Description of the task: Restate the entries below word for word, omitting nothing.

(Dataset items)
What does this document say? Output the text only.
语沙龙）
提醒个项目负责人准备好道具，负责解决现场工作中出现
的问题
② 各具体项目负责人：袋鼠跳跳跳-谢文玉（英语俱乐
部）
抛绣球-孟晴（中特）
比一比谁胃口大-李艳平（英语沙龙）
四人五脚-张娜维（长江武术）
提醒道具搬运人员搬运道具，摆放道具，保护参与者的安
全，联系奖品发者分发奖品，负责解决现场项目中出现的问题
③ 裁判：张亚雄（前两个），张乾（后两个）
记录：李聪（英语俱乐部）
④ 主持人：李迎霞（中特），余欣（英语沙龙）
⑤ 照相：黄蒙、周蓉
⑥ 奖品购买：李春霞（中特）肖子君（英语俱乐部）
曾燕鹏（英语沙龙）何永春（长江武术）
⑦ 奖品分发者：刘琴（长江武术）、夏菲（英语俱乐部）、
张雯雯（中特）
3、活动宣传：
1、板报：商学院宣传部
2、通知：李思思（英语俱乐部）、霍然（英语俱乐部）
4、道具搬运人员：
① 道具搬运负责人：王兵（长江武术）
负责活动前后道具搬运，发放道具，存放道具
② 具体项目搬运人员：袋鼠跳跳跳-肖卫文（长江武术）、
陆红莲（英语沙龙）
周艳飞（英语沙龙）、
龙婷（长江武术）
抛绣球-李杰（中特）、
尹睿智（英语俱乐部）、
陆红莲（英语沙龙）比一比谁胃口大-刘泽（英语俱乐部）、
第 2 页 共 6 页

Response to this task:
What does this document say? Output the text only.
语沙龙）
提醒个项目负责人准备好道具，负责解决现场工作中出现
的问题
② 各具体项目负责人：袋鼠跳跳跳-谢文玉（英语俱乐
部）
抛绣球-孟晴（中特）
比一比谁胃口大-李艳平（英语沙龙）
四人五脚-张娜维（长江武术）
提醒道具搬运人员搬运道具，摆放道具，保护参与者的安
全，联系奖品发者分发奖品，负责解决现场项目中出现的问题
③ 裁判：张亚雄（前两个），张乾（后两个）
记录：李聪（英语俱乐部）
④ 主持人：李迎霞（中特），余欣（英语沙龙）
⑤ 照相：黄蒙、周蓉
⑥ 奖品购买：李春霞（中特）肖子君（英语俱乐部）
曾燕鹏（英语沙龙）何永春（长江武术）
⑦ 奖品分发者：刘琴（长江武术）、夏菲（英语俱乐部）、
张雯雯（中特）
3、活动宣传：
1、板报：商学院宣传部
2、通知：李思思（英语俱乐部）、霍然（英语俱乐部）
4、道具搬运人员：
① 道具搬运负责人：王兵（长江武术）
负责活动前后道具搬运，发放道具，存放道具
② 具体项目搬运人员：袋鼠跳跳跳-肖卫文（长江武术）、
陆红莲（英语沙龙）
周艳飞（英语沙龙）、
龙婷（长江武术）
抛绣球-李杰（中特）、
尹睿智（英语俱乐部）、
陆红莲（英语沙龙）比一比谁胃口大-刘泽（英语俱乐部）、
第 2 页 共 6 页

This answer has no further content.